◆ What the exercise asks ◆
Leave out every picture, and output exactly the lines from the line containing "What's the underlying" through the last line of the data.

◆ Supplied entries ◆
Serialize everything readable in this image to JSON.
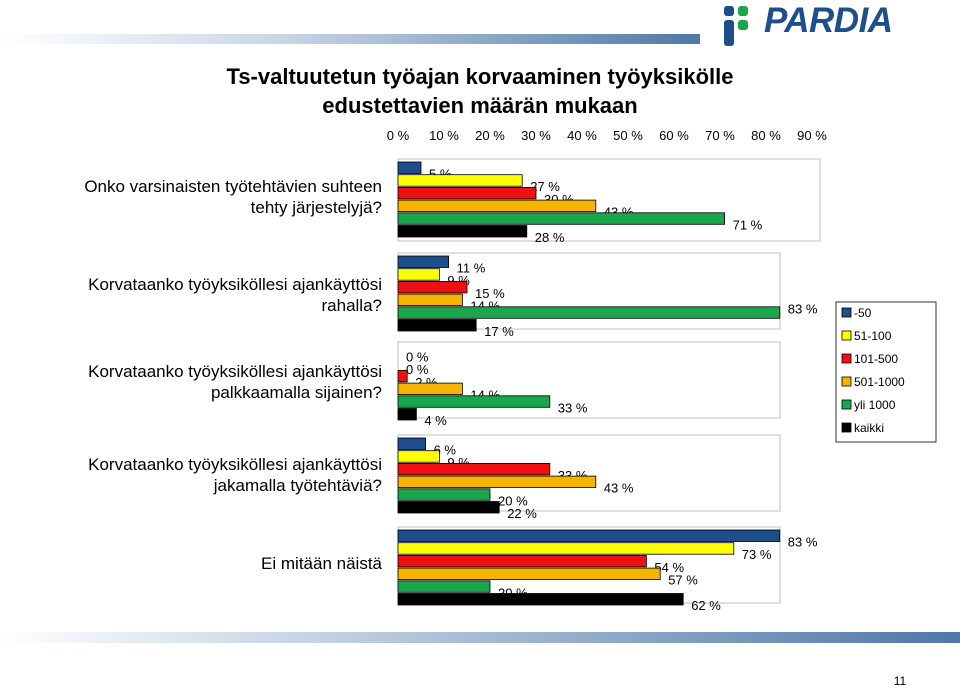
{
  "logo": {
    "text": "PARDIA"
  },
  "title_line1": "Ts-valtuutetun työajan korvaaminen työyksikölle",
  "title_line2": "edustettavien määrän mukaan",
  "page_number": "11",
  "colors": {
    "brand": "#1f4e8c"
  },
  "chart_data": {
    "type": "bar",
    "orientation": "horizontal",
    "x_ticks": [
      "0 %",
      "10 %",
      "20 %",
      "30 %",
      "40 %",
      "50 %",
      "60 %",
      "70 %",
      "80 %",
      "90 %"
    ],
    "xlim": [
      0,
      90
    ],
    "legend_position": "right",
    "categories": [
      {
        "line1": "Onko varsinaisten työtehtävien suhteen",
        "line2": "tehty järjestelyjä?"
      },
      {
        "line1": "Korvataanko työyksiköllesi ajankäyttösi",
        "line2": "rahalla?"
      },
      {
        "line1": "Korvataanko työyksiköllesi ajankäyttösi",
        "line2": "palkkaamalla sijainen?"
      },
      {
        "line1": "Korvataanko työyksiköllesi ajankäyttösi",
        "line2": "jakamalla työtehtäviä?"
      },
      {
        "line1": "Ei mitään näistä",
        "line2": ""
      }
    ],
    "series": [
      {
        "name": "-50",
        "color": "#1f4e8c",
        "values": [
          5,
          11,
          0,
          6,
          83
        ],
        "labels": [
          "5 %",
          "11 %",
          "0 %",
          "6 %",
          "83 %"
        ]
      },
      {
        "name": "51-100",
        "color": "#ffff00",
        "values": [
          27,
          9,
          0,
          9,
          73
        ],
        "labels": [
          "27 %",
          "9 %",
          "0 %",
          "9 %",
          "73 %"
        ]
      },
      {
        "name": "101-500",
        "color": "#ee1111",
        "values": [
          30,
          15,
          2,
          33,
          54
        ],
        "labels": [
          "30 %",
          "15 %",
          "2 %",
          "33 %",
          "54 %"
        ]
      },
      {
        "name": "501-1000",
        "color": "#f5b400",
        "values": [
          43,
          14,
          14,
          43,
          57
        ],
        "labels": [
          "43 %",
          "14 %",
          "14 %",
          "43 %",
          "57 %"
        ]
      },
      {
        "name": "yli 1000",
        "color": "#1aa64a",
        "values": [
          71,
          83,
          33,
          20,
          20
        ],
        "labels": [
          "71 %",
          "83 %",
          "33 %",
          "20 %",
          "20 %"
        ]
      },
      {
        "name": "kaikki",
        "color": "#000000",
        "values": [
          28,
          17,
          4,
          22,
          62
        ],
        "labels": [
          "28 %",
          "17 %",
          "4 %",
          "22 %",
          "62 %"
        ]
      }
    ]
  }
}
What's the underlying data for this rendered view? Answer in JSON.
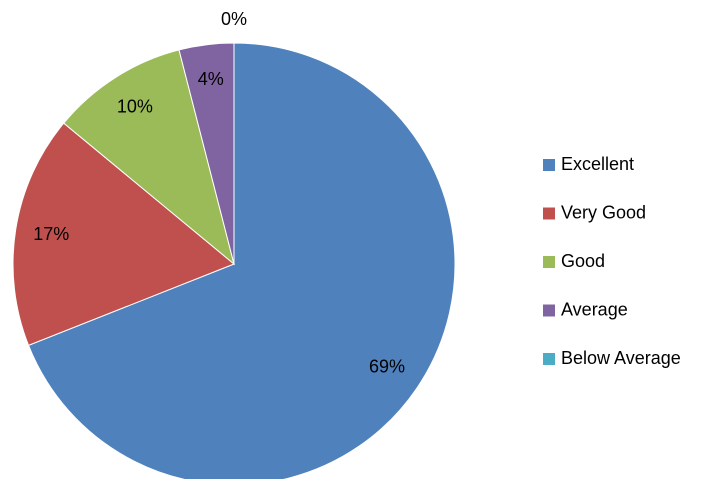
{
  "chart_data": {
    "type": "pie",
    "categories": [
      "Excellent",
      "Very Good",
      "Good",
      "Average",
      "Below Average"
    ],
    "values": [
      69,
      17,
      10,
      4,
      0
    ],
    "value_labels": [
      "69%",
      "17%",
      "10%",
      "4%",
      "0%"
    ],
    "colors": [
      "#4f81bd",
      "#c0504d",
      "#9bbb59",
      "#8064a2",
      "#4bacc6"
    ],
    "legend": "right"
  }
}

◆ Answer in full ◆
What's the underlying data for this rendered view? Answer in JSON.
{
  "chart_data": {
    "type": "pie",
    "categories": [
      "Excellent",
      "Very Good",
      "Good",
      "Average",
      "Below Average"
    ],
    "values": [
      69,
      17,
      10,
      4,
      0
    ],
    "value_labels": [
      "69%",
      "17%",
      "10%",
      "4%",
      "0%"
    ],
    "colors": [
      "#4f81bd",
      "#c0504d",
      "#9bbb59",
      "#8064a2",
      "#4bacc6"
    ],
    "legend": "right"
  }
}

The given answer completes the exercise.